**Work to be completed**
Retype every entry word for word.

**Data records**

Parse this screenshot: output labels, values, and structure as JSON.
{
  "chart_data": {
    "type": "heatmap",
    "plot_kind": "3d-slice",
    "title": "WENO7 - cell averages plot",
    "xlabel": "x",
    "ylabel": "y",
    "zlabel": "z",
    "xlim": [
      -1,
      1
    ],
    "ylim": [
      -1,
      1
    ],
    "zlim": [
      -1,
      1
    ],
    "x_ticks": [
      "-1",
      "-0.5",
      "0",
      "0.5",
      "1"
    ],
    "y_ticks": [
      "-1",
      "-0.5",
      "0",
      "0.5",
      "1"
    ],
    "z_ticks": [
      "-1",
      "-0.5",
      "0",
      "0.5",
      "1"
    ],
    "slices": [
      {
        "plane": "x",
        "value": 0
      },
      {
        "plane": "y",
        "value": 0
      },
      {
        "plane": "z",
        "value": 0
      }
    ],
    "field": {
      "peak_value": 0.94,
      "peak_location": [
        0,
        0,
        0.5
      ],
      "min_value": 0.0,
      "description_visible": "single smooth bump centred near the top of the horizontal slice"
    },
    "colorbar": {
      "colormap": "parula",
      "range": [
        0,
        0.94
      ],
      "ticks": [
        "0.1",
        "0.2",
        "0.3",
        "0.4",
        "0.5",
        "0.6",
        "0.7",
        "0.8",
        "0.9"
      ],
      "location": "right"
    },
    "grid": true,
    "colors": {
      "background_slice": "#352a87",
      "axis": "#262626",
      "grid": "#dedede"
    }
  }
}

**The result**
Parse this screenshot: output labels, values, and structure as JSON.
{
  "chart_data": {
    "type": "heatmap",
    "plot_kind": "3d-slice",
    "title": "WENO7 - cell averages plot",
    "xlabel": "x",
    "ylabel": "y",
    "zlabel": "z",
    "xlim": [
      -1,
      1
    ],
    "ylim": [
      -1,
      1
    ],
    "zlim": [
      -1,
      1
    ],
    "x_ticks": [
      "-1",
      "-0.5",
      "0",
      "0.5",
      "1"
    ],
    "y_ticks": [
      "-1",
      "-0.5",
      "0",
      "0.5",
      "1"
    ],
    "z_ticks": [
      "-1",
      "-0.5",
      "0",
      "0.5",
      "1"
    ],
    "slices": [
      {
        "plane": "x",
        "value": 0
      },
      {
        "plane": "y",
        "value": 0
      },
      {
        "plane": "z",
        "value": 0
      }
    ],
    "field": {
      "peak_value": 0.94,
      "peak_location": [
        0,
        0,
        0.5
      ],
      "min_value": 0.0,
      "description_visible": "single smooth bump centred near the top of the horizontal slice"
    },
    "colorbar": {
      "colormap": "parula",
      "range": [
        0,
        0.94
      ],
      "ticks": [
        "0.1",
        "0.2",
        "0.3",
        "0.4",
        "0.5",
        "0.6",
        "0.7",
        "0.8",
        "0.9"
      ],
      "location": "right"
    },
    "grid": true,
    "colors": {
      "background_slice": "#352a87",
      "axis": "#262626",
      "grid": "#dedede"
    }
  }
}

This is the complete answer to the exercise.